● Exercise goal:
Among the entries below, find the lines with the word "history" and return them.

● The records:
▼▼▼
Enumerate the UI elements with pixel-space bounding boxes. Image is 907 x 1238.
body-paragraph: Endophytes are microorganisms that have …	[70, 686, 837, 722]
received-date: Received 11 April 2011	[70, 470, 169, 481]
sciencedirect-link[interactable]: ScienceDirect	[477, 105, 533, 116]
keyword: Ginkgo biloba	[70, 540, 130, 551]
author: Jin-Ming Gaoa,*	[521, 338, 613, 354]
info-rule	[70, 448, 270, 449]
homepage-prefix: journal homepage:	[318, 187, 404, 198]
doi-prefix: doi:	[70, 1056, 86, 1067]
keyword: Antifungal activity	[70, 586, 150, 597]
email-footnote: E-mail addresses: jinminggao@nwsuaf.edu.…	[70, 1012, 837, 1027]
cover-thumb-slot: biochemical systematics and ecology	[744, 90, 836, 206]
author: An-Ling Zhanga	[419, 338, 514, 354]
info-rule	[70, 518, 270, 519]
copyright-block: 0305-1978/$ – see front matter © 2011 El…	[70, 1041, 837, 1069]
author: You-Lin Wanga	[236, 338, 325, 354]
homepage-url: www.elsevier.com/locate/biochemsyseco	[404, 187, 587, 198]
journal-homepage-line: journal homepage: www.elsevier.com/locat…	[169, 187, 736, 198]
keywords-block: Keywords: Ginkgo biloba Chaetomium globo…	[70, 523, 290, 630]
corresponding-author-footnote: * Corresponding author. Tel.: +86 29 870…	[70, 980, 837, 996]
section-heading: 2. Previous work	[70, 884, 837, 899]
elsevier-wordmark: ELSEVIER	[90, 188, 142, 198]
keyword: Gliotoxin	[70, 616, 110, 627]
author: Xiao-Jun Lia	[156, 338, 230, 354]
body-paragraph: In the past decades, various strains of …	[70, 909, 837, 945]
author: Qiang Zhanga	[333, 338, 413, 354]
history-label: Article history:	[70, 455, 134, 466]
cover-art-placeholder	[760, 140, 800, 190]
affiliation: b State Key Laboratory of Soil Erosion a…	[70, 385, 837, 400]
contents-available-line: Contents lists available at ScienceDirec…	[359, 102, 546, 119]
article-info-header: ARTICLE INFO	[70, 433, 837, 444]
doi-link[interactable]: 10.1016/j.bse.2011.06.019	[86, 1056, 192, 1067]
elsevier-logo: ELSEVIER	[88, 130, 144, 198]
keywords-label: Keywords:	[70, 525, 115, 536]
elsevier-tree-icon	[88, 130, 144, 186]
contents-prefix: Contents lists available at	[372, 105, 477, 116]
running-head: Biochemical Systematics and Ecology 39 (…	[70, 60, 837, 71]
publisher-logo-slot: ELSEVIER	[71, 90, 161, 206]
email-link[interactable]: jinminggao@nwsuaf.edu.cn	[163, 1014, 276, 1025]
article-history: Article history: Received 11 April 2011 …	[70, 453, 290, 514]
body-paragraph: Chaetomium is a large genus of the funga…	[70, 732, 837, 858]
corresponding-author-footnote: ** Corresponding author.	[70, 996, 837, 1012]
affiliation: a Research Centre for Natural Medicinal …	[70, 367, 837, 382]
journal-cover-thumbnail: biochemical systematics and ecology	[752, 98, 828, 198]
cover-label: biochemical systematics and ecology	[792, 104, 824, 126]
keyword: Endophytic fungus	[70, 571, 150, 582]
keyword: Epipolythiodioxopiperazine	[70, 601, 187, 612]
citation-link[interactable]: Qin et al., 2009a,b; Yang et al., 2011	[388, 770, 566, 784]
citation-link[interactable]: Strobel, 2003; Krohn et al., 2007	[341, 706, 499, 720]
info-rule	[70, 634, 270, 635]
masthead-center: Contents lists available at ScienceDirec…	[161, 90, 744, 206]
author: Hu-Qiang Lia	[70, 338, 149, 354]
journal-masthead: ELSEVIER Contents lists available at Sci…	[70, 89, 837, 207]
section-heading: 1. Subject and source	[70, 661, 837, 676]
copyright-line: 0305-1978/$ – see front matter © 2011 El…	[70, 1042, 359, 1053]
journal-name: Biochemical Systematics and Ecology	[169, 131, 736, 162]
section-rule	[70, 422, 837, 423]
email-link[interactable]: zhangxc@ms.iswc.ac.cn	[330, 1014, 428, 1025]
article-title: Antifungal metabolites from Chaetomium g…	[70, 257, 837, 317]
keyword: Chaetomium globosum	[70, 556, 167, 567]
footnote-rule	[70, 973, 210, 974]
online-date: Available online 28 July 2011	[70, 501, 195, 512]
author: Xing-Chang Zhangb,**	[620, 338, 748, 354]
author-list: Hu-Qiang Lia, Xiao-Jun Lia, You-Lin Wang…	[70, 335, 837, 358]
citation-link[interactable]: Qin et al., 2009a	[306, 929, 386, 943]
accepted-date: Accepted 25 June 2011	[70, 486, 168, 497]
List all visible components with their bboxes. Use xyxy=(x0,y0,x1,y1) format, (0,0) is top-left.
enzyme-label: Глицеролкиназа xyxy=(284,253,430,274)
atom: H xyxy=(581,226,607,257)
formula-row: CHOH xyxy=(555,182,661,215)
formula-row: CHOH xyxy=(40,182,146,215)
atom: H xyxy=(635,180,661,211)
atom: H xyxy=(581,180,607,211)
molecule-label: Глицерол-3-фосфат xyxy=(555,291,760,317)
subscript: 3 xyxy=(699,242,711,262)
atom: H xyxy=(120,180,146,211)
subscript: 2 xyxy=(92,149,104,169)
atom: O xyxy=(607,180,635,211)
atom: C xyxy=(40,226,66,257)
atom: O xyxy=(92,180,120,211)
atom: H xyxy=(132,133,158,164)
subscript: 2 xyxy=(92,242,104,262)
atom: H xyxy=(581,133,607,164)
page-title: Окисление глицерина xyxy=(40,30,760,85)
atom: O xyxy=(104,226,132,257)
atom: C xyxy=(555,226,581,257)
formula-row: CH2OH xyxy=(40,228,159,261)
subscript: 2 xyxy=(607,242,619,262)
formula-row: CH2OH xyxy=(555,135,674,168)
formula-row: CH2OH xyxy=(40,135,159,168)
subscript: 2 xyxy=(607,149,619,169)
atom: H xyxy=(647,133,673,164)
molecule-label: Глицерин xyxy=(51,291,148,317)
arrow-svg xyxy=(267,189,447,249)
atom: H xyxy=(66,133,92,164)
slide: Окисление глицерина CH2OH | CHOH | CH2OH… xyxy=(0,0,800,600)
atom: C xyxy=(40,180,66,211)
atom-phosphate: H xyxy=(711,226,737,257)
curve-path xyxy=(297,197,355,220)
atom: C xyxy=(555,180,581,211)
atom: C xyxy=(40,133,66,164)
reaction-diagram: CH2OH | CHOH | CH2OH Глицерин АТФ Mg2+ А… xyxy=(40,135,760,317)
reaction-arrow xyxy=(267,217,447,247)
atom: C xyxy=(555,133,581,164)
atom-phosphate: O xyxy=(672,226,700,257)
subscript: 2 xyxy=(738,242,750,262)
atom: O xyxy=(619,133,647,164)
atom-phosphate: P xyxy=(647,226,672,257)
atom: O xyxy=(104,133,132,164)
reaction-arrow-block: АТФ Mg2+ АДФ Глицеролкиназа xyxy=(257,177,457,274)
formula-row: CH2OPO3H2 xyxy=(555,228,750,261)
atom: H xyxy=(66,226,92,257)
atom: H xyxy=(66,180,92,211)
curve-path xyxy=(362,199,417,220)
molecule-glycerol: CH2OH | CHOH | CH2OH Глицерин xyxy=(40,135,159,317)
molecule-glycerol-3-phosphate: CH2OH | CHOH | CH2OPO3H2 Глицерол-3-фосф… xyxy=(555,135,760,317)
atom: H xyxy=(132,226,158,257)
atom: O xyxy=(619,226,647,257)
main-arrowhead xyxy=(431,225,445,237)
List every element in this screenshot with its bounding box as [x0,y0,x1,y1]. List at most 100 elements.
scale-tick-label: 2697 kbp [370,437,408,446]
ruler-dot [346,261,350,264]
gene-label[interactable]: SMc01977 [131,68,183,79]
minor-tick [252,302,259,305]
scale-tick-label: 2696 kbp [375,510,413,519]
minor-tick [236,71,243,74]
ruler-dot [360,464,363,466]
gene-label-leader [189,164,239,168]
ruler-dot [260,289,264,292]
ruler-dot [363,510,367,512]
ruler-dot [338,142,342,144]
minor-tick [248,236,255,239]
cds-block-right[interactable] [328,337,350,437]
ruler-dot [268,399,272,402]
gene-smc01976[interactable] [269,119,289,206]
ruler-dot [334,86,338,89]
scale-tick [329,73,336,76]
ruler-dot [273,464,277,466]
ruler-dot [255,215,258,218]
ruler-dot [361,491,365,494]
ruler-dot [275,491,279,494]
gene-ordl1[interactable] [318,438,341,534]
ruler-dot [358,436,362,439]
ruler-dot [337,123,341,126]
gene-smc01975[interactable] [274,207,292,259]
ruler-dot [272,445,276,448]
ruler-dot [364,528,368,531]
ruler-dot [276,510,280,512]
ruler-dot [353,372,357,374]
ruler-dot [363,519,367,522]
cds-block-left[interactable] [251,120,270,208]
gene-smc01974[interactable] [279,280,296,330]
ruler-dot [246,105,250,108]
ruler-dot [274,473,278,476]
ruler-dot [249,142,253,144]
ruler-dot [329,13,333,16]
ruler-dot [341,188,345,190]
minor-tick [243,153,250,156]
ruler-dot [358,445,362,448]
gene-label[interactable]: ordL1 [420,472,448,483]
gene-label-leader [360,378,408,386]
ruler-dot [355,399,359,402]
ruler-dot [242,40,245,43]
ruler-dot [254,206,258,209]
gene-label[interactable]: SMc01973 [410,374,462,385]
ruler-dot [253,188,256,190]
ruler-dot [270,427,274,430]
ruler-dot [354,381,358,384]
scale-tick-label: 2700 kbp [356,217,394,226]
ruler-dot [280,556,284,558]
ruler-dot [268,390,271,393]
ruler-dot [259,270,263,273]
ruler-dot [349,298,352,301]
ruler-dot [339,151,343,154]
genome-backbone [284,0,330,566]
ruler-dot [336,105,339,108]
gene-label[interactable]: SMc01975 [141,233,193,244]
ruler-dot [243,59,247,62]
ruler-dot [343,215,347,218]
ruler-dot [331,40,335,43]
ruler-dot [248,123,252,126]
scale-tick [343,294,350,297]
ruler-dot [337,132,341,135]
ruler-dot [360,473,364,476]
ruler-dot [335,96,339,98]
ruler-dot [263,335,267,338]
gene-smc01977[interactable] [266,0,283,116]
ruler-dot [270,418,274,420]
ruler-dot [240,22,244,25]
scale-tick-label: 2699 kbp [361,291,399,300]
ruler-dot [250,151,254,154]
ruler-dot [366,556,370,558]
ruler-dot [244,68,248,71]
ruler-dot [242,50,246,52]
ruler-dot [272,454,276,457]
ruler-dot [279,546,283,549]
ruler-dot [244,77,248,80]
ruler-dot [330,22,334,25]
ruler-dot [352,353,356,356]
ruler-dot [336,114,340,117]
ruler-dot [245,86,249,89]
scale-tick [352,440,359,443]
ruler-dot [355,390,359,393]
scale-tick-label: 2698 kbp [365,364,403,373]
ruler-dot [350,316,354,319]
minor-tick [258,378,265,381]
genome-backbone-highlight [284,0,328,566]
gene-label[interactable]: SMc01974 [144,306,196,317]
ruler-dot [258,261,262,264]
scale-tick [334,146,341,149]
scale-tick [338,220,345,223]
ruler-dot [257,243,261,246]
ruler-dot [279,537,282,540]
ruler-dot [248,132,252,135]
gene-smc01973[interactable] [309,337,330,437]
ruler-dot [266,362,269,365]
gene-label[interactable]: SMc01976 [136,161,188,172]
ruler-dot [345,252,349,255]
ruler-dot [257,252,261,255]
▲▲▲
● Response area:
history-label: Article history:	[70, 455, 134, 466]
article-history: Article history: Received 11 April 2011 …	[70, 453, 290, 514]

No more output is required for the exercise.